Dataset entries:
══════════════════════════════

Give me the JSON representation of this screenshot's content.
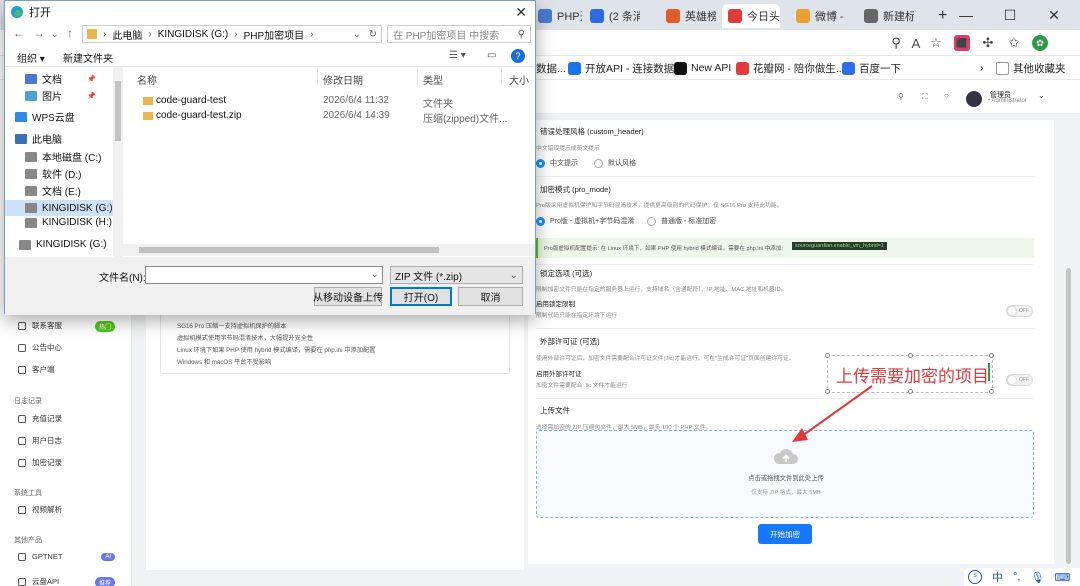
{
  "browser": {
    "tabs": [
      {
        "label": "PHP开",
        "color": "#4a7bd0",
        "active": false
      },
      {
        "label": "(2 条消",
        "color": "#2b6de0",
        "active": false
      },
      {
        "label": "英雄榜",
        "color": "#e25b2b",
        "active": false
      },
      {
        "label": "今日头",
        "color": "#e23b3b",
        "active": true
      },
      {
        "label": "微博 - ",
        "color": "#e9a030",
        "active": false
      },
      {
        "label": "新建标",
        "color": "#666666",
        "active": false
      }
    ],
    "new_tab": "+",
    "favorites": [
      {
        "label": "数据...",
        "color": "#ffffff"
      },
      {
        "label": "开放API - 连接数据...",
        "color": "#1a73e8"
      },
      {
        "label": "New API",
        "color": "#111111"
      },
      {
        "label": "花瓣网 - 陪你做生...",
        "color": "#e33c3c"
      },
      {
        "label": "百度一下",
        "color": "#2f6ee5"
      }
    ],
    "other_favorites": "其他收藏夹"
  },
  "app": {
    "header": {
      "user_name": "管理员",
      "user_role": "• Administrator"
    },
    "sidebar": {
      "items_a": [
        {
          "label": "联系客服",
          "badge": "热门",
          "badge_color": "#52c41a"
        },
        {
          "label": "公告中心",
          "badge": "",
          "badge_color": ""
        },
        {
          "label": "客户端",
          "badge": "",
          "badge_color": ""
        }
      ],
      "section_log": "日志记录",
      "items_b": [
        {
          "label": "充值记录"
        },
        {
          "label": "用户日志"
        },
        {
          "label": "加密记录"
        }
      ],
      "section_tools": "系统工具",
      "items_c": [
        {
          "label": "视频解析"
        }
      ],
      "section_other": "其他产品",
      "items_d": [
        {
          "label": "GPTNET",
          "badge": "AI",
          "badge_color": "#6c7ae0"
        },
        {
          "label": "云盘API",
          "badge": "推荐",
          "badge_color": "#6c7ae0"
        }
      ]
    },
    "info_lines": [
      "SG16 Pro 压缩一支持虚拟机保护的脚本",
      "虚拟机模式使用字节码混淆技术，大幅提升安全性",
      "Linux 环境下如果 PHP 使用 hybrid 模式编译，需要在 php.ini 中添加配置",
      "Windows 和 macOS 平台不受影响"
    ],
    "config": {
      "error_title": "错误处理风格 (custom_header)",
      "error_desc": "中文错误提示或英文提示",
      "error_options": [
        "中文提示",
        "默认风格"
      ],
      "pro_title": "加密模式 (pro_mode)",
      "pro_desc": "Pro版采用虚拟机保护和字节码混淆技术，提供更高级别的代码保护。仅 SG16 Pro 支持此功能。",
      "pro_options": [
        "Pro版 - 虚拟机+字节码混淆",
        "普通版 - 标准加密"
      ],
      "pro_note": "Pro版虚拟机配置提示: 在 Linux 环境下，如果 PHP 使用 hybrid 模式编译，需要在 php.ini 中添加:",
      "pro_note_code": "sourceguardian.enable_vm_hybrid=1",
      "lock_title": "锁定选项 (可选)",
      "lock_desc": "限制加密文件只能在指定的服务器上运行，支持域名（含通配符）、IP 地址、MAC 地址和机器ID。",
      "lock_enable": "启用锁定限制",
      "lock_enable_desc": "限制代码只能在指定环境下运行",
      "license_title": "外部许可证 (可选)",
      "license_desc": "使用外部许可证后，加密文件需要配合许可证文件(.lic)才能运行。可在\"生成许可证\"页面创建许可证。",
      "license_enable": "启用外部许可证",
      "license_enable_desc": "加密文件需要配合 .lic 文件才能运行",
      "toggle_off": "OFF",
      "upload_title": "上传文件",
      "upload_desc": "选择需加密的 ZIP 压缩包文件，最大 5MB，最多 100 个 PHP 文件。",
      "drop_text": "点击或拖拽文件到此处上传",
      "drop_hint": "仅支持 ZIP 格式，最大 5MB",
      "start_button": "开始加密"
    },
    "annotation": "上传需要加密的项目"
  },
  "dialog": {
    "title": "打开",
    "address": [
      "此电脑",
      "KINGIDISK (G:)",
      "PHP加密项目"
    ],
    "search_placeholder": "在 PHP加密项目 中搜索",
    "cmd_organize": "组织 ▾",
    "cmd_new_folder": "新建文件夹",
    "tree": [
      {
        "label": "文档",
        "pin": "📌",
        "color": "#4a7bd0",
        "selected": false
      },
      {
        "label": "图片",
        "pin": "📌",
        "color": "#4aa3d0",
        "selected": false
      },
      {
        "label": "WPS云盘",
        "pin": "",
        "color": "#2f8be6",
        "selected": false
      },
      {
        "label": "此电脑",
        "pin": "",
        "color": "#3d6fb5",
        "selected": false
      },
      {
        "label": "本地磁盘 (C:)",
        "pin": "",
        "color": "#888888",
        "selected": false
      },
      {
        "label": "软件 (D:)",
        "pin": "",
        "color": "#888888",
        "selected": false
      },
      {
        "label": "文档 (E:)",
        "pin": "",
        "color": "#888888",
        "selected": false
      },
      {
        "label": "KINGIDISK (G:)",
        "pin": "",
        "color": "#888888",
        "selected": true
      },
      {
        "label": "KINGIDISK (H:)",
        "pin": "",
        "color": "#888888",
        "selected": false
      },
      {
        "label": "KINGIDISK (G:)",
        "pin": "",
        "color": "#888888",
        "selected": false
      }
    ],
    "columns": [
      "名称",
      "修改日期",
      "类型",
      "大小"
    ],
    "files": [
      {
        "name": "code-guard-test",
        "date": "2026/6/4 11:32",
        "type": "文件夹",
        "color": "#e8b64a"
      },
      {
        "name": "code-guard-test.zip",
        "date": "2026/6/4 14:39",
        "type": "压缩(zipped)文件...",
        "color": "#e8b64a"
      }
    ],
    "filename_label": "文件名(N):",
    "filename_value": "",
    "filetype_value": "ZIP 文件 (*.zip)",
    "btn_mobile": "从移动设备上传",
    "btn_open": "打开(O)",
    "btn_cancel": "取消"
  },
  "ime": {
    "lang": "中",
    "punct": "°,"
  }
}
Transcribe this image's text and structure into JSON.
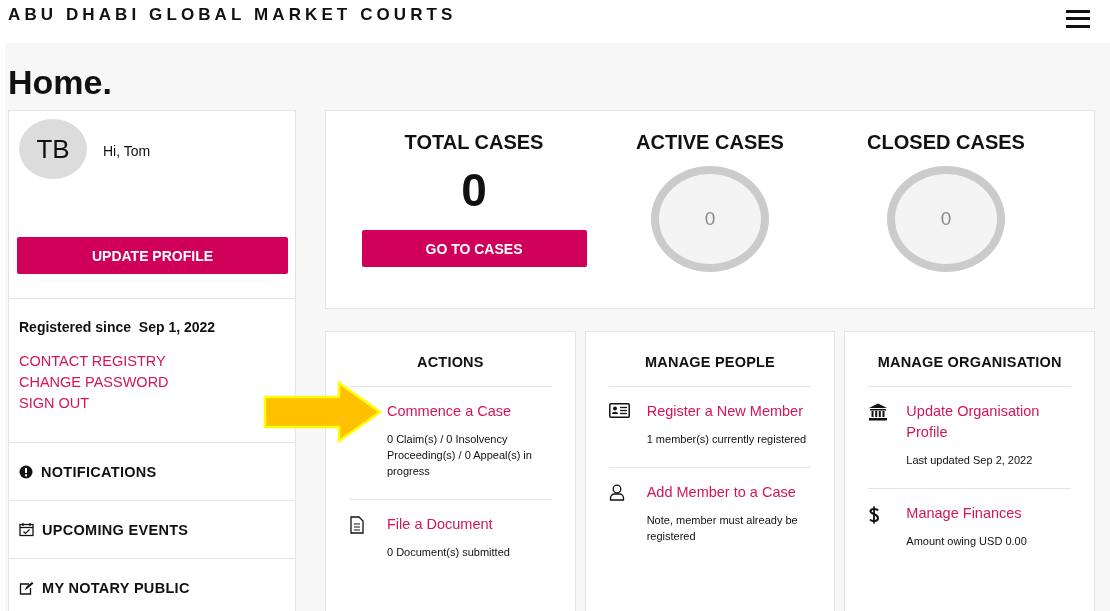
{
  "header": {
    "title": "ABU DHABI GLOBAL MARKET COURTS"
  },
  "page_title": "Home.",
  "profile": {
    "initials": "TB",
    "greeting": "Hi, Tom",
    "button": "UPDATE PROFILE"
  },
  "account": {
    "registered": "Registered since  Sep 1, 2022",
    "links": [
      "CONTACT REGISTRY",
      "CHANGE PASSWORD",
      "SIGN OUT"
    ]
  },
  "sections": [
    {
      "kind": "alert",
      "label": "NOTIFICATIONS"
    },
    {
      "kind": "calendar",
      "label": "UPCOMING EVENTS"
    },
    {
      "kind": "edit",
      "label": "MY NOTARY PUBLIC"
    }
  ],
  "stats": [
    {
      "kind": "number",
      "title": "TOTAL CASES",
      "value": "0",
      "button": "GO TO CASES"
    },
    {
      "kind": "ring",
      "title": "ACTIVE CASES",
      "value": "0"
    },
    {
      "kind": "ring",
      "title": "CLOSED CASES",
      "value": "0"
    }
  ],
  "cards": [
    {
      "title": "ACTIONS",
      "items": [
        {
          "kind": "plain",
          "link": "Commence a Case",
          "note": "0 Claim(s) / 0 Insolvency Proceeding(s) / 0 Appeal(s) in progress",
          "highlighted": true
        },
        {
          "kind": "document",
          "link": "File a Document",
          "note": "0 Document(s) submitted",
          "highlighted": false
        }
      ]
    },
    {
      "title": "MANAGE PEOPLE",
      "items": [
        {
          "kind": "id-card",
          "link": "Register a New Member",
          "note": "1 member(s) currently registered",
          "highlighted": false
        },
        {
          "kind": "person",
          "link": "Add Member to a Case",
          "note": "Note, member must already be registered",
          "highlighted": false
        }
      ]
    },
    {
      "title": "MANAGE ORGANISATION",
      "items": [
        {
          "kind": "bank",
          "link": "Update Organisation Profile",
          "note": "Last updated Sep 2, 2022",
          "highlighted": false
        },
        {
          "kind": "dollar",
          "link": "Manage Finances",
          "note": "Amount owing USD 0.00",
          "highlighted": false
        }
      ]
    }
  ]
}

══════════════════════════════

What to do
Extract each line from the entries above that contains the string "true".

Result
        "active": true
        "selected": true
          "highlighted": true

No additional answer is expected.